> **Stated exercise**: Pull out every line with the word "betegségek".
==== Given records ====
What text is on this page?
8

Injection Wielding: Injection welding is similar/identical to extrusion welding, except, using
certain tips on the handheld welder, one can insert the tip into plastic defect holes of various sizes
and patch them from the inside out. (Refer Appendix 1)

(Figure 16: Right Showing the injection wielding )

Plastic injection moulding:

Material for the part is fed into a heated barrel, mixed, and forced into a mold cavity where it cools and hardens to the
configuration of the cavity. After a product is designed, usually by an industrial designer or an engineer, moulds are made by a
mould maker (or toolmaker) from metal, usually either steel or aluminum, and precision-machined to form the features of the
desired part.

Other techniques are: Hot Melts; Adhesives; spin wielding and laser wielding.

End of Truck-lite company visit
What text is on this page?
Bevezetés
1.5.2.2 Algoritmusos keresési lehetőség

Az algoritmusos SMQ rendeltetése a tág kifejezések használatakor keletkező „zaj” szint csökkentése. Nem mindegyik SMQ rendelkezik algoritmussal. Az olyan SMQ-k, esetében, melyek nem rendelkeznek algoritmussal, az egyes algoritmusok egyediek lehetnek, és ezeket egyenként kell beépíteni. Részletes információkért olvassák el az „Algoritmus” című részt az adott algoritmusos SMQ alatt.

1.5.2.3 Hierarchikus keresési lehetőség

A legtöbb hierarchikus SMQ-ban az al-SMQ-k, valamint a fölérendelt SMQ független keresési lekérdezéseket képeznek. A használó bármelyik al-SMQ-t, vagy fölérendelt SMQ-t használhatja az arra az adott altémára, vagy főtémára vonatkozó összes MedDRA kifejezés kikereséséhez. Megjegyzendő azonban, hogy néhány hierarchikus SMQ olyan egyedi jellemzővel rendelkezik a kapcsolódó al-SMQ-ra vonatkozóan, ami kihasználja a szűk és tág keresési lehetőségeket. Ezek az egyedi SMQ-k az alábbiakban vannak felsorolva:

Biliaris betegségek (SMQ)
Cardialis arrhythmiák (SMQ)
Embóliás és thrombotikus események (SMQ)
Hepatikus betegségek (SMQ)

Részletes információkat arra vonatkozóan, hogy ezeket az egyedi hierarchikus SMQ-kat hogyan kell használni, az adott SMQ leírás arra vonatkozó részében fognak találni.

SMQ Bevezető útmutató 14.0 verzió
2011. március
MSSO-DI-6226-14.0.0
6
====
> **The answer**:
Biliaris betegségek (SMQ)
Hepatikus betegségek (SMQ)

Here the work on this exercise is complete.